+++ DATA TO PROCESS +++

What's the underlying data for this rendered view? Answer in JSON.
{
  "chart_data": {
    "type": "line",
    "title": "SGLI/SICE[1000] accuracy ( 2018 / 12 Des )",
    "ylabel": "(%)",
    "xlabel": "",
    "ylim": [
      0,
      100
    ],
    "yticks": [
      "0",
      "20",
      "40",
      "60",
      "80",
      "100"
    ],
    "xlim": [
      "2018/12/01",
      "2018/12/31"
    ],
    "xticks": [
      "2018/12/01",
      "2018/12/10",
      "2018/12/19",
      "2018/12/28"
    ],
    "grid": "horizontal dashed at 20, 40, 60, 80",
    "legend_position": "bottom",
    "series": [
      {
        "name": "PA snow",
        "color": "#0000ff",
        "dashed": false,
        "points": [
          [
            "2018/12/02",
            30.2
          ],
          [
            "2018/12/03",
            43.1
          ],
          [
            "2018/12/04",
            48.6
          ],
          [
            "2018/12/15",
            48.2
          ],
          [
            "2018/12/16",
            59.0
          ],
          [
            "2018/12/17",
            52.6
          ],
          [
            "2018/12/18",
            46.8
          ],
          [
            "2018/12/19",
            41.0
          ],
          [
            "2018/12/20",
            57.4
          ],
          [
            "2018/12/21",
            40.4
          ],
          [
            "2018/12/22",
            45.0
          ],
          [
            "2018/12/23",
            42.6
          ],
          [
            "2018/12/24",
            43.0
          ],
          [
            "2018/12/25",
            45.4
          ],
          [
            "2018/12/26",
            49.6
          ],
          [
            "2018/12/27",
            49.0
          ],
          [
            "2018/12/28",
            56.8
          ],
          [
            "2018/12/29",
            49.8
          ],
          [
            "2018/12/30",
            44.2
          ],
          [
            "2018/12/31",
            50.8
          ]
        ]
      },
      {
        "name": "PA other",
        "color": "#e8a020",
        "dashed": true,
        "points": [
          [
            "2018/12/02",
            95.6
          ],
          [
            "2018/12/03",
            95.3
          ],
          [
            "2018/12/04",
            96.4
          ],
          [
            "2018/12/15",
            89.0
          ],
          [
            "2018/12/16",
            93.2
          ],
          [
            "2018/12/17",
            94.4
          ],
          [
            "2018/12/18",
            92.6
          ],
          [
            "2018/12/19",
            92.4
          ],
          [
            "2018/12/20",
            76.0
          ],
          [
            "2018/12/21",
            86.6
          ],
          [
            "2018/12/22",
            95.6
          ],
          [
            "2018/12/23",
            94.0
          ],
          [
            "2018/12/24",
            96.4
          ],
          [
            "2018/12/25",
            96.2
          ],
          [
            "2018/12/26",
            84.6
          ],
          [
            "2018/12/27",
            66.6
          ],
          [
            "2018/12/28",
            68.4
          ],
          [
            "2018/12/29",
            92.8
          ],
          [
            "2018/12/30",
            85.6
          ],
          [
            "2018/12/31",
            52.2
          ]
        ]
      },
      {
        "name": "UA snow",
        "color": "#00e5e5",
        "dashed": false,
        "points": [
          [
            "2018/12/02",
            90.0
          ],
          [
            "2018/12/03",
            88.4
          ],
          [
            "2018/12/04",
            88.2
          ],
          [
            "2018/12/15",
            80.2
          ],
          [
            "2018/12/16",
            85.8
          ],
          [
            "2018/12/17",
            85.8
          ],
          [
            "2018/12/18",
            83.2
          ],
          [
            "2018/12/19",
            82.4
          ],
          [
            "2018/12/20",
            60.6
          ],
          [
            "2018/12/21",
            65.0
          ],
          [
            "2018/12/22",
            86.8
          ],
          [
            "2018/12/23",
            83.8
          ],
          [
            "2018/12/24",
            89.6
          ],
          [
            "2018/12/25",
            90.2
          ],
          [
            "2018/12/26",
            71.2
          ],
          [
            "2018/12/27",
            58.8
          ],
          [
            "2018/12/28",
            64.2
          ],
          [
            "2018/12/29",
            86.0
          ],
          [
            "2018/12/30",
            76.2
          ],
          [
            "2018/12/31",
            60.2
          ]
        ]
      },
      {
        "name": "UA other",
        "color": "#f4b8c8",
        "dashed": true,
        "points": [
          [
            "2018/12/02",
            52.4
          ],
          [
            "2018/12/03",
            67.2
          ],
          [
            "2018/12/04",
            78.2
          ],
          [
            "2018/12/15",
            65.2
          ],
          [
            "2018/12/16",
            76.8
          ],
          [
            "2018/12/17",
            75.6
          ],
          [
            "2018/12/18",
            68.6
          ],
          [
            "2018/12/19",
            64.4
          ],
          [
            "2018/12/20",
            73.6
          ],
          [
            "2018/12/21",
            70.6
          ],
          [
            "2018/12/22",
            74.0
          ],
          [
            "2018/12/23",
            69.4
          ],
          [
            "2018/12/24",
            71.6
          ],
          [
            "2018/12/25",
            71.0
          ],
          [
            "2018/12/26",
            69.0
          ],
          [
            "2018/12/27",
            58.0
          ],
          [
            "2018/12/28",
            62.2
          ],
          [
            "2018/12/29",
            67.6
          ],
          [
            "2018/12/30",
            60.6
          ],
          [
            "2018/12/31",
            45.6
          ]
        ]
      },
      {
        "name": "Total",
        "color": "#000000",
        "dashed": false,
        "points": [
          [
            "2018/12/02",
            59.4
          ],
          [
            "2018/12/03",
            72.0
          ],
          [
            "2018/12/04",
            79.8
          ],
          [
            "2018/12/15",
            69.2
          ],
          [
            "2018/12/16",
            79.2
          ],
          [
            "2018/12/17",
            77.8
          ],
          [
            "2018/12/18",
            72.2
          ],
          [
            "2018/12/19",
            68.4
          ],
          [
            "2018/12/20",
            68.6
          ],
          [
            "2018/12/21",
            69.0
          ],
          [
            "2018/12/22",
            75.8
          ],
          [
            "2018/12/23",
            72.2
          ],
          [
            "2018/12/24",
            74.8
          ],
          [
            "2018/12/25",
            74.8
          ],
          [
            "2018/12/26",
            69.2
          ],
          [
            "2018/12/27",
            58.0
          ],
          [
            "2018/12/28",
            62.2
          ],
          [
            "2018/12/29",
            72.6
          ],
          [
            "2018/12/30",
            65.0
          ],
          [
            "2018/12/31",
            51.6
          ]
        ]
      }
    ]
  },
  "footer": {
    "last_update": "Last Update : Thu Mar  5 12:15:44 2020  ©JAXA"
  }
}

+++

__WRITTEN PROBLEM__: Recopy the entries above exactly, with every line included.

__FULL ANSWER__:
What's the underlying data for this rendered view? Answer in JSON.
{
  "chart_data": {
    "type": "line",
    "title": "SGLI/SICE[1000] accuracy ( 2018 / 12 Des )",
    "ylabel": "(%)",
    "xlabel": "",
    "ylim": [
      0,
      100
    ],
    "yticks": [
      "0",
      "20",
      "40",
      "60",
      "80",
      "100"
    ],
    "xlim": [
      "2018/12/01",
      "2018/12/31"
    ],
    "xticks": [
      "2018/12/01",
      "2018/12/10",
      "2018/12/19",
      "2018/12/28"
    ],
    "grid": "horizontal dashed at 20, 40, 60, 80",
    "legend_position": "bottom",
    "series": [
      {
        "name": "PA snow",
        "color": "#0000ff",
        "dashed": false,
        "points": [
          [
            "2018/12/02",
            30.2
          ],
          [
            "2018/12/03",
            43.1
          ],
          [
            "2018/12/04",
            48.6
          ],
          [
            "2018/12/15",
            48.2
          ],
          [
            "2018/12/16",
            59.0
          ],
          [
            "2018/12/17",
            52.6
          ],
          [
            "2018/12/18",
            46.8
          ],
          [
            "2018/12/19",
            41.0
          ],
          [
            "2018/12/20",
            57.4
          ],
          [
            "2018/12/21",
            40.4
          ],
          [
            "2018/12/22",
            45.0
          ],
          [
            "2018/12/23",
            42.6
          ],
          [
            "2018/12/24",
            43.0
          ],
          [
            "2018/12/25",
            45.4
          ],
          [
            "2018/12/26",
            49.6
          ],
          [
            "2018/12/27",
            49.0
          ],
          [
            "2018/12/28",
            56.8
          ],
          [
            "2018/12/29",
            49.8
          ],
          [
            "2018/12/30",
            44.2
          ],
          [
            "2018/12/31",
            50.8
          ]
        ]
      },
      {
        "name": "PA other",
        "color": "#e8a020",
        "dashed": true,
        "points": [
          [
            "2018/12/02",
            95.6
          ],
          [
            "2018/12/03",
            95.3
          ],
          [
            "2018/12/04",
            96.4
          ],
          [
            "2018/12/15",
            89.0
          ],
          [
            "2018/12/16",
            93.2
          ],
          [
            "2018/12/17",
            94.4
          ],
          [
            "2018/12/18",
            92.6
          ],
          [
            "2018/12/19",
            92.4
          ],
          [
            "2018/12/20",
            76.0
          ],
          [
            "2018/12/21",
            86.6
          ],
          [
            "2018/12/22",
            95.6
          ],
          [
            "2018/12/23",
            94.0
          ],
          [
            "2018/12/24",
            96.4
          ],
          [
            "2018/12/25",
            96.2
          ],
          [
            "2018/12/26",
            84.6
          ],
          [
            "2018/12/27",
            66.6
          ],
          [
            "2018/12/28",
            68.4
          ],
          [
            "2018/12/29",
            92.8
          ],
          [
            "2018/12/30",
            85.6
          ],
          [
            "2018/12/31",
            52.2
          ]
        ]
      },
      {
        "name": "UA snow",
        "color": "#00e5e5",
        "dashed": false,
        "points": [
          [
            "2018/12/02",
            90.0
          ],
          [
            "2018/12/03",
            88.4
          ],
          [
            "2018/12/04",
            88.2
          ],
          [
            "2018/12/15",
            80.2
          ],
          [
            "2018/12/16",
            85.8
          ],
          [
            "2018/12/17",
            85.8
          ],
          [
            "2018/12/18",
            83.2
          ],
          [
            "2018/12/19",
            82.4
          ],
          [
            "2018/12/20",
            60.6
          ],
          [
            "2018/12/21",
            65.0
          ],
          [
            "2018/12/22",
            86.8
          ],
          [
            "2018/12/23",
            83.8
          ],
          [
            "2018/12/24",
            89.6
          ],
          [
            "2018/12/25",
            90.2
          ],
          [
            "2018/12/26",
            71.2
          ],
          [
            "2018/12/27",
            58.8
          ],
          [
            "2018/12/28",
            64.2
          ],
          [
            "2018/12/29",
            86.0
          ],
          [
            "2018/12/30",
            76.2
          ],
          [
            "2018/12/31",
            60.2
          ]
        ]
      },
      {
        "name": "UA other",
        "color": "#f4b8c8",
        "dashed": true,
        "points": [
          [
            "2018/12/02",
            52.4
          ],
          [
            "2018/12/03",
            67.2
          ],
          [
            "2018/12/04",
            78.2
          ],
          [
            "2018/12/15",
            65.2
          ],
          [
            "2018/12/16",
            76.8
          ],
          [
            "2018/12/17",
            75.6
          ],
          [
            "2018/12/18",
            68.6
          ],
          [
            "2018/12/19",
            64.4
          ],
          [
            "2018/12/20",
            73.6
          ],
          [
            "2018/12/21",
            70.6
          ],
          [
            "2018/12/22",
            74.0
          ],
          [
            "2018/12/23",
            69.4
          ],
          [
            "2018/12/24",
            71.6
          ],
          [
            "2018/12/25",
            71.0
          ],
          [
            "2018/12/26",
            69.0
          ],
          [
            "2018/12/27",
            58.0
          ],
          [
            "2018/12/28",
            62.2
          ],
          [
            "2018/12/29",
            67.6
          ],
          [
            "2018/12/30",
            60.6
          ],
          [
            "2018/12/31",
            45.6
          ]
        ]
      },
      {
        "name": "Total",
        "color": "#000000",
        "dashed": false,
        "points": [
          [
            "2018/12/02",
            59.4
          ],
          [
            "2018/12/03",
            72.0
          ],
          [
            "2018/12/04",
            79.8
          ],
          [
            "2018/12/15",
            69.2
          ],
          [
            "2018/12/16",
            79.2
          ],
          [
            "2018/12/17",
            77.8
          ],
          [
            "2018/12/18",
            72.2
          ],
          [
            "2018/12/19",
            68.4
          ],
          [
            "2018/12/20",
            68.6
          ],
          [
            "2018/12/21",
            69.0
          ],
          [
            "2018/12/22",
            75.8
          ],
          [
            "2018/12/23",
            72.2
          ],
          [
            "2018/12/24",
            74.8
          ],
          [
            "2018/12/25",
            74.8
          ],
          [
            "2018/12/26",
            69.2
          ],
          [
            "2018/12/27",
            58.0
          ],
          [
            "2018/12/28",
            62.2
          ],
          [
            "2018/12/29",
            72.6
          ],
          [
            "2018/12/30",
            65.0
          ],
          [
            "2018/12/31",
            51.6
          ]
        ]
      }
    ]
  },
  "footer": {
    "last_update": "Last Update : Thu Mar  5 12:15:44 2020  ©JAXA"
  }
}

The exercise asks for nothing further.